Transcribe every record that appears below, exactly and in full.

**Data lines:**
§
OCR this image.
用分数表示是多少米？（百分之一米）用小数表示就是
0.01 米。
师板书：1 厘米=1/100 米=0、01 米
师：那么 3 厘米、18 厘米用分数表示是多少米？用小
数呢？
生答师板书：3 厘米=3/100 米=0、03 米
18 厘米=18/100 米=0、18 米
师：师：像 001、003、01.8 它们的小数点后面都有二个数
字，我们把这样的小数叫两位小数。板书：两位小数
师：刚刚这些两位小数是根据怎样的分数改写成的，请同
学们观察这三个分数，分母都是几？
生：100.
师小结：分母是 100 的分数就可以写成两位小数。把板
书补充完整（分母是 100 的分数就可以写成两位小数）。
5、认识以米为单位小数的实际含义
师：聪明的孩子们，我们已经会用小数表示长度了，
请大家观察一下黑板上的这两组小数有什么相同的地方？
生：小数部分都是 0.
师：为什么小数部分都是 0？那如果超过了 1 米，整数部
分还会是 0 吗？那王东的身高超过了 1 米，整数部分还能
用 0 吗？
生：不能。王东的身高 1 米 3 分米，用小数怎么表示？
§
**Full solution:**
OCR this image.
用分数表示是多少米？（百分之一米）用小数表示就是
0.01 米。
师板书：1 厘米=1/100 米=0、01 米
师：那么 3 厘米、18 厘米用分数表示是多少米？用小
数呢？
生答师板书：3 厘米=3/100 米=0、03 米
18 厘米=18/100 米=0、18 米
师：师：像 001、003、01.8 它们的小数点后面都有二个数
字，我们把这样的小数叫两位小数。板书：两位小数
师：刚刚这些两位小数是根据怎样的分数改写成的，请同
学们观察这三个分数，分母都是几？
生：100.
师小结：分母是 100 的分数就可以写成两位小数。把板
书补充完整（分母是 100 的分数就可以写成两位小数）。
5、认识以米为单位小数的实际含义
师：聪明的孩子们，我们已经会用小数表示长度了，
请大家观察一下黑板上的这两组小数有什么相同的地方？
生：小数部分都是 0.
师：为什么小数部分都是 0？那如果超过了 1 米，整数部
分还会是 0 吗？那王东的身高超过了 1 米，整数部分还能
用 0 吗？
生：不能。王东的身高 1 米 3 分米，用小数怎么表示？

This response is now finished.